## What you should do
Quote each record exactly, please, leaving none out.

★ ★ ★ ★

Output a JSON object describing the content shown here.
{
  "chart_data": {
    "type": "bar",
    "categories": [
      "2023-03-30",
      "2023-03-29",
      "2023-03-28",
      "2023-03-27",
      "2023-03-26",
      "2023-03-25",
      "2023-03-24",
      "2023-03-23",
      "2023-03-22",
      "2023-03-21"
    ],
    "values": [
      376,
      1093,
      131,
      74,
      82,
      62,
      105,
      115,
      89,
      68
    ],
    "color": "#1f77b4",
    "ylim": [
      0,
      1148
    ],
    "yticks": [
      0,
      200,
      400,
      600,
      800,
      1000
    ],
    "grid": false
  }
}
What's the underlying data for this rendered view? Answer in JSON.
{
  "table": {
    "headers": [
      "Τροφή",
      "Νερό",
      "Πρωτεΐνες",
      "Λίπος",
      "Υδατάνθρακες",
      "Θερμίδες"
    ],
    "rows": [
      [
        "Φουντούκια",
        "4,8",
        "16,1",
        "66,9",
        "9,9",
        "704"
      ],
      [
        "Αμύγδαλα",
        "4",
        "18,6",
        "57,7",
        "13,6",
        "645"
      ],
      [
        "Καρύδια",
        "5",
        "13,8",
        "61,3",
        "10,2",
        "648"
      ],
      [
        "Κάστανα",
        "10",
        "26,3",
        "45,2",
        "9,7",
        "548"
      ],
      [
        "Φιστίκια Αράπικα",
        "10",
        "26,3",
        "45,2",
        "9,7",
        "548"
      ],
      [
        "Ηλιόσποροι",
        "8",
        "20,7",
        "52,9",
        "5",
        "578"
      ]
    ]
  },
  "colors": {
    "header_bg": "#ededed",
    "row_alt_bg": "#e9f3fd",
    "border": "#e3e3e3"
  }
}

★ ★ ★ ★

## Right answer
Output a JSON object describing the content shown here.
{
  "chart_data": {
    "type": "bar",
    "categories": [
      "2023-03-30",
      "2023-03-29",
      "2023-03-28",
      "2023-03-27",
      "2023-03-26",
      "2023-03-25",
      "2023-03-24",
      "2023-03-23",
      "2023-03-22",
      "2023-03-21"
    ],
    "values": [
      376,
      1093,
      131,
      74,
      82,
      62,
      105,
      115,
      89,
      68
    ],
    "color": "#1f77b4",
    "ylim": [
      0,
      1148
    ],
    "yticks": [
      0,
      200,
      400,
      600,
      800,
      1000
    ],
    "grid": false
  }
}
What's the underlying data for this rendered view? Answer in JSON.
{
  "table": {
    "headers": [
      "Τροφή",
      "Νερό",
      "Πρωτεΐνες",
      "Λίπος",
      "Υδατάνθρακες",
      "Θερμίδες"
    ],
    "rows": [
      [
        "Φουντούκια",
        "4,8",
        "16,1",
        "66,9",
        "9,9",
        "704"
      ],
      [
        "Αμύγδαλα",
        "4",
        "18,6",
        "57,7",
        "13,6",
        "645"
      ],
      [
        "Καρύδια",
        "5",
        "13,8",
        "61,3",
        "10,2",
        "648"
      ],
      [
        "Κάστανα",
        "10",
        "26,3",
        "45,2",
        "9,7",
        "548"
      ],
      [
        "Φιστίκια Αράπικα",
        "10",
        "26,3",
        "45,2",
        "9,7",
        "548"
      ],
      [
        "Ηλιόσποροι",
        "8",
        "20,7",
        "52,9",
        "5",
        "578"
      ]
    ]
  },
  "colors": {
    "header_bg": "#ededed",
    "row_alt_bg": "#e9f3fd",
    "border": "#e3e3e3"
  }
}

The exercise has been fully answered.